Record set
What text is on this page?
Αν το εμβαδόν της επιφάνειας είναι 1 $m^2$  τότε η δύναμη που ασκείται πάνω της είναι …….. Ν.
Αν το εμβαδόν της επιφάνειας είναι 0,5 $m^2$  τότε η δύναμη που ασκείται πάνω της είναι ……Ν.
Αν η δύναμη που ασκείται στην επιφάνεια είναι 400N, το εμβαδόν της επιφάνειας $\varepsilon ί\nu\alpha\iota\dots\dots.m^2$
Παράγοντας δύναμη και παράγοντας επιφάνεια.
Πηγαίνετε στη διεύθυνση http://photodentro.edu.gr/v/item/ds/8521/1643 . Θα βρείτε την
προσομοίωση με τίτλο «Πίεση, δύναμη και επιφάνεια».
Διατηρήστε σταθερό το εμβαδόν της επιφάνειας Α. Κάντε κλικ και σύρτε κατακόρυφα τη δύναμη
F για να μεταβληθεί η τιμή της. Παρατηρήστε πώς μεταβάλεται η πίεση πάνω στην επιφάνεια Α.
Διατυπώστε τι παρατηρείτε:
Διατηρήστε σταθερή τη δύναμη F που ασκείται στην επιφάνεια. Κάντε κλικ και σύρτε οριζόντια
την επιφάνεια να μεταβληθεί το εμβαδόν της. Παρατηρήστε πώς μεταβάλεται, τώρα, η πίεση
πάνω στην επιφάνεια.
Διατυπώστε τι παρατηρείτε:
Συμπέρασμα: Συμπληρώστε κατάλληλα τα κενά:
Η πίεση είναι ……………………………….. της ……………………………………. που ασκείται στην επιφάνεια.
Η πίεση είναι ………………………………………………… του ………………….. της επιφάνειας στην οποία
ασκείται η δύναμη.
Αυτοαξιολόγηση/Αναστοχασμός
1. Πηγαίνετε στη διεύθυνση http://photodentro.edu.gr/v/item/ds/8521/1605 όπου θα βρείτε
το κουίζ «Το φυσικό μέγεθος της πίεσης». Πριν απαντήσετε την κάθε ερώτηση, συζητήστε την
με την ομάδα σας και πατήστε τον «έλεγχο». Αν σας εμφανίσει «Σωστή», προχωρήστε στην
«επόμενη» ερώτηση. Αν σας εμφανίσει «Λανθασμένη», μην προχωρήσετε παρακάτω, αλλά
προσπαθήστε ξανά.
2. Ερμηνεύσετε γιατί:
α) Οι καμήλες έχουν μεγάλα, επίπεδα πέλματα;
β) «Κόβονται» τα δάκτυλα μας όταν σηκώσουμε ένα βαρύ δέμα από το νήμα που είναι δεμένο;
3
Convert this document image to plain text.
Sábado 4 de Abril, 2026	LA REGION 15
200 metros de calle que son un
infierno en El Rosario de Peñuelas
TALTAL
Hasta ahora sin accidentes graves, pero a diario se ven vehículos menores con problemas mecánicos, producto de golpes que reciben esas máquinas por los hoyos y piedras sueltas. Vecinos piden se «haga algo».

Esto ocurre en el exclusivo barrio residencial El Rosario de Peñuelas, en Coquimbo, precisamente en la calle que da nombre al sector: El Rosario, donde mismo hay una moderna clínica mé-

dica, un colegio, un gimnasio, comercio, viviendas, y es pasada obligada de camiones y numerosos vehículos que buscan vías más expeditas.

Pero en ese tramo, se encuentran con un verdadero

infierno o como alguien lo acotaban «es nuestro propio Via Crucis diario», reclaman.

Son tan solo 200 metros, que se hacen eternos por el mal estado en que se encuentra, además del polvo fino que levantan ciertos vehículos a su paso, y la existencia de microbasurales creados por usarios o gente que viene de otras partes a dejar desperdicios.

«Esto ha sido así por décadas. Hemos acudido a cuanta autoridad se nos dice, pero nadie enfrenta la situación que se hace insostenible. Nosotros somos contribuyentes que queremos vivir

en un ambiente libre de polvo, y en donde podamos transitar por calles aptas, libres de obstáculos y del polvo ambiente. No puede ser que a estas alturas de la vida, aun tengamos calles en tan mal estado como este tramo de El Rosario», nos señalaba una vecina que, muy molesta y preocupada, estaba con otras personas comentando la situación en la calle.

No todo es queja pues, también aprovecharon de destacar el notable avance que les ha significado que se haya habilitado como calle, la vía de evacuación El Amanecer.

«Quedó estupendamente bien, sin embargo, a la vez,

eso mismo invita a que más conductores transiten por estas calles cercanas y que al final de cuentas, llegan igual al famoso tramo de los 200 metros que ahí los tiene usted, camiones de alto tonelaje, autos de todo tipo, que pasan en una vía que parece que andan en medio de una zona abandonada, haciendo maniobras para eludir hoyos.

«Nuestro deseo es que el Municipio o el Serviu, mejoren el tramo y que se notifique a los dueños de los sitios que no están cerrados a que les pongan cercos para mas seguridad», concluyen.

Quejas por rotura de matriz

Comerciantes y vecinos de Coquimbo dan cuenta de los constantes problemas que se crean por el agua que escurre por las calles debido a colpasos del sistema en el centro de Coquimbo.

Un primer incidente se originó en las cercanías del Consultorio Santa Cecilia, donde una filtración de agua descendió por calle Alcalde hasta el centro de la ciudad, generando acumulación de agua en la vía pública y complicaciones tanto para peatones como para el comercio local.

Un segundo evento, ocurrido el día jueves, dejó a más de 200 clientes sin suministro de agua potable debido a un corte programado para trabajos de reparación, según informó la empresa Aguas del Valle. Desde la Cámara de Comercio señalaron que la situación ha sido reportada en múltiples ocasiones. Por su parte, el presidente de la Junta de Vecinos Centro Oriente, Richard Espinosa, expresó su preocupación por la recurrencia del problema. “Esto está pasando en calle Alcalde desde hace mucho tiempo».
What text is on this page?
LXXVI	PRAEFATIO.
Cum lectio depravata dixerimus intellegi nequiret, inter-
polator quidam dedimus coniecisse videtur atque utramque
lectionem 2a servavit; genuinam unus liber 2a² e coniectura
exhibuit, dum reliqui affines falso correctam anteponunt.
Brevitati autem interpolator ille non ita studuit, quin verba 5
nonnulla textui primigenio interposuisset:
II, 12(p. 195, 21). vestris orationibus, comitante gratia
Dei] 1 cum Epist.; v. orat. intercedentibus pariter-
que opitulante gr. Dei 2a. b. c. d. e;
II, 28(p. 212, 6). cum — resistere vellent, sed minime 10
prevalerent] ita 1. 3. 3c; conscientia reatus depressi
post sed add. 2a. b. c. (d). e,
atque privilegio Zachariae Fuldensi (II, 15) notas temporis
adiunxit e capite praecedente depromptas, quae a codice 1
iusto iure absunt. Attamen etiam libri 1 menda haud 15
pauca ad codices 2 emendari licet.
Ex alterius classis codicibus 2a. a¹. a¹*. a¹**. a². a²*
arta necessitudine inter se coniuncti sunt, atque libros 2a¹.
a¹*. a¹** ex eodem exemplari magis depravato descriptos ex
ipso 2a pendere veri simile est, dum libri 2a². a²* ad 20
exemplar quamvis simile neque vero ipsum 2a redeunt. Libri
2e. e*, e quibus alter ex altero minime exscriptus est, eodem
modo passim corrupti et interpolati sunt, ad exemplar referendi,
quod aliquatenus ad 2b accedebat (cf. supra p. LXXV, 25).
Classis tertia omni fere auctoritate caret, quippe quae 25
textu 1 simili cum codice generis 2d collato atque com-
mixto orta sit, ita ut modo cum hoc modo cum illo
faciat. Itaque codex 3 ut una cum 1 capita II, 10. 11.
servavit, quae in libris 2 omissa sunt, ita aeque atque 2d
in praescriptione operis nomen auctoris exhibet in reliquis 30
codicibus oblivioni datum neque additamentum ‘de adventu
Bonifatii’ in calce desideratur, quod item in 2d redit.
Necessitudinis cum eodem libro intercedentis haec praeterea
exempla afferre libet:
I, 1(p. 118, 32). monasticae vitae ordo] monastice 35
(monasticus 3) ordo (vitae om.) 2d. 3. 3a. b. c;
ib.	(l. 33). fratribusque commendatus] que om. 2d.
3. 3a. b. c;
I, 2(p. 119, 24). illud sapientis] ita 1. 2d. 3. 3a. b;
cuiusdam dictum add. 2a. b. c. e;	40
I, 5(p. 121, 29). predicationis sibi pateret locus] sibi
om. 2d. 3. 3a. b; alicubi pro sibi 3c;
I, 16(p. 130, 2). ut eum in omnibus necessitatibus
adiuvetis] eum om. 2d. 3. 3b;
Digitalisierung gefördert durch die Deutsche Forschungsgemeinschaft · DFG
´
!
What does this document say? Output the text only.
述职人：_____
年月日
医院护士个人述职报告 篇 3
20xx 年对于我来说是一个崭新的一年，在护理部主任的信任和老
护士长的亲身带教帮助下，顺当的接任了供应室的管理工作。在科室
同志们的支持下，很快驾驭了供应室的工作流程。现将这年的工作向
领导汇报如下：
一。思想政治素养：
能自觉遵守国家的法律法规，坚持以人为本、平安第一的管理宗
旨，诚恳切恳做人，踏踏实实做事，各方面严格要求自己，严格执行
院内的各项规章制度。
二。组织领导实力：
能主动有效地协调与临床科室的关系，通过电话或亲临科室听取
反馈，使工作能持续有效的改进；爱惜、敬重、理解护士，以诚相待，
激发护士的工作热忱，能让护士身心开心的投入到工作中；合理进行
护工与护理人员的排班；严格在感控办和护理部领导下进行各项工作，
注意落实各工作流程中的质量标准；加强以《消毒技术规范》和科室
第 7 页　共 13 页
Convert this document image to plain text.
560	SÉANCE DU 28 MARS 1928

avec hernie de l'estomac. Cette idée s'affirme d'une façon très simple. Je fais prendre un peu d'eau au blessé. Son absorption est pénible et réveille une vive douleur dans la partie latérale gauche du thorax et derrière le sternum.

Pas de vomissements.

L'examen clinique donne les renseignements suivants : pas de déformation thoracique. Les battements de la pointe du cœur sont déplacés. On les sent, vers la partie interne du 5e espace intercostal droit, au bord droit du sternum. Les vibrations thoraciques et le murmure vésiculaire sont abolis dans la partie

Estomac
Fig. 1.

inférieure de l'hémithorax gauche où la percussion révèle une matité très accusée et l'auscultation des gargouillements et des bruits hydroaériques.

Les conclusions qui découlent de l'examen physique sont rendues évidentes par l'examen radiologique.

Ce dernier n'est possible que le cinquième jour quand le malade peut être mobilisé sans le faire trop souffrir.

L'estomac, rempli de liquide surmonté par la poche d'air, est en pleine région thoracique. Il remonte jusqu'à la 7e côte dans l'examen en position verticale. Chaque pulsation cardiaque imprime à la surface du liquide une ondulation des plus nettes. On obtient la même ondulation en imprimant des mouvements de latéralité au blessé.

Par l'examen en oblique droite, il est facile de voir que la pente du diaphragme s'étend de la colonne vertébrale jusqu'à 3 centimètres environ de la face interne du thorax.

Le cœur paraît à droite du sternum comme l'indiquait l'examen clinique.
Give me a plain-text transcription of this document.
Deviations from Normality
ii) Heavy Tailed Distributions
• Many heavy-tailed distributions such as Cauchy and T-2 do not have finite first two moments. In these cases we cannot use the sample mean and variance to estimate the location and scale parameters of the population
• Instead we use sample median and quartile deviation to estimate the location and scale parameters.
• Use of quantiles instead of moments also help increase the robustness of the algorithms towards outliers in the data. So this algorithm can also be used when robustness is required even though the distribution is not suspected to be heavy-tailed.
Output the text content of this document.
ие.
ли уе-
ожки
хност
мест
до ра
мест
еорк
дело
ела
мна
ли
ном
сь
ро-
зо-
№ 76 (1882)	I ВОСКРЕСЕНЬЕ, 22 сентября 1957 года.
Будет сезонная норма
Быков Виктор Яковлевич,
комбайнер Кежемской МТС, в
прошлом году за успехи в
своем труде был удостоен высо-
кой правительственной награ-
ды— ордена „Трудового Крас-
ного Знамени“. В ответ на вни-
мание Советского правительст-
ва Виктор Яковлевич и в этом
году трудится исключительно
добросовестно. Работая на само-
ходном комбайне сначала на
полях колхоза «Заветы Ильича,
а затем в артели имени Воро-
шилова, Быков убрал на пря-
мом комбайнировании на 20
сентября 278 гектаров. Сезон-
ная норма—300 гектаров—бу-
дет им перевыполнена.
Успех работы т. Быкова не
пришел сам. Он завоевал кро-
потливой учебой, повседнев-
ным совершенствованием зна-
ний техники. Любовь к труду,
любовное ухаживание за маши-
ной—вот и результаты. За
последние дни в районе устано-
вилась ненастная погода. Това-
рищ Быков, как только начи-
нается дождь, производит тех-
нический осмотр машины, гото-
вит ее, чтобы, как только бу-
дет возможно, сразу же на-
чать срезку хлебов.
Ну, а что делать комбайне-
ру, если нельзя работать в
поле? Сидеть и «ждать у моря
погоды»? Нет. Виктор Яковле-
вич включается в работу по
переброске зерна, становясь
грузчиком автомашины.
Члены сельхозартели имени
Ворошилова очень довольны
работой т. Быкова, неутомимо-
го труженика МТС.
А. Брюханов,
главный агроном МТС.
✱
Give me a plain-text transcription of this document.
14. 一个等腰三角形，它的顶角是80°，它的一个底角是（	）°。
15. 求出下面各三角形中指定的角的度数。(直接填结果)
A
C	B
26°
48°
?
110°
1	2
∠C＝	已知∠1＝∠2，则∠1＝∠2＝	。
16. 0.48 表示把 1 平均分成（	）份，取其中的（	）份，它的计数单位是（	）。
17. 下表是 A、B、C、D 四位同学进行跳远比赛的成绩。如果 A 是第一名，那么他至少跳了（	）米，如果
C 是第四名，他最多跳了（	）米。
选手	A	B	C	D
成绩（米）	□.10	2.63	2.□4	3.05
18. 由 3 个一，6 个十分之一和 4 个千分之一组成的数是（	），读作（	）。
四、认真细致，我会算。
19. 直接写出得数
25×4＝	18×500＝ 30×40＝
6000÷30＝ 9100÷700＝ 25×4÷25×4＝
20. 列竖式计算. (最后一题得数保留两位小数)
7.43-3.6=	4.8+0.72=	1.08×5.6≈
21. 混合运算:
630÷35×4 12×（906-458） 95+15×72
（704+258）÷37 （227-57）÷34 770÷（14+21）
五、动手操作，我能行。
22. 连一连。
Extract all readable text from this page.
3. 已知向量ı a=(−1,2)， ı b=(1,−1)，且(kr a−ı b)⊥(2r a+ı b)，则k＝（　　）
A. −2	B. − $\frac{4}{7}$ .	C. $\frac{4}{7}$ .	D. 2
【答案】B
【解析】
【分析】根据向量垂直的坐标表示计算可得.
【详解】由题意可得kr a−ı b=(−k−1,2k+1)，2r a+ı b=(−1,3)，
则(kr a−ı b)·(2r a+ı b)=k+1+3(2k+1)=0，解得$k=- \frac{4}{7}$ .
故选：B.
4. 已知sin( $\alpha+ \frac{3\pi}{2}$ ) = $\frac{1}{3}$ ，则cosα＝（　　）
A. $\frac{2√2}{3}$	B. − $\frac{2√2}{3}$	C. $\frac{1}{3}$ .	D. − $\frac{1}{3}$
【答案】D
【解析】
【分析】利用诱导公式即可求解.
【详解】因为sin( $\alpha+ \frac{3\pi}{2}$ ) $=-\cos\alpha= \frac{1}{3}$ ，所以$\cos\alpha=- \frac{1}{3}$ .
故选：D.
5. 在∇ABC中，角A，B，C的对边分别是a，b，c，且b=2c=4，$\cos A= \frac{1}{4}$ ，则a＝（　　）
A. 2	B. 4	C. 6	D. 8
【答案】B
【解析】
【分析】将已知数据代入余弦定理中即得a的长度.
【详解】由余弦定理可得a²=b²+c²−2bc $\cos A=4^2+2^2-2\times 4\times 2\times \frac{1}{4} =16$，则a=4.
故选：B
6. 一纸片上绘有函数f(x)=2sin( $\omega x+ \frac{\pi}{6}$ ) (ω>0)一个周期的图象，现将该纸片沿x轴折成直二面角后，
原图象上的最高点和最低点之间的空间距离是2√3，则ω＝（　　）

What you have to do
What number of lines in the records contain the word "photodentro"? Answer with that number alone.

Solution for this problem
2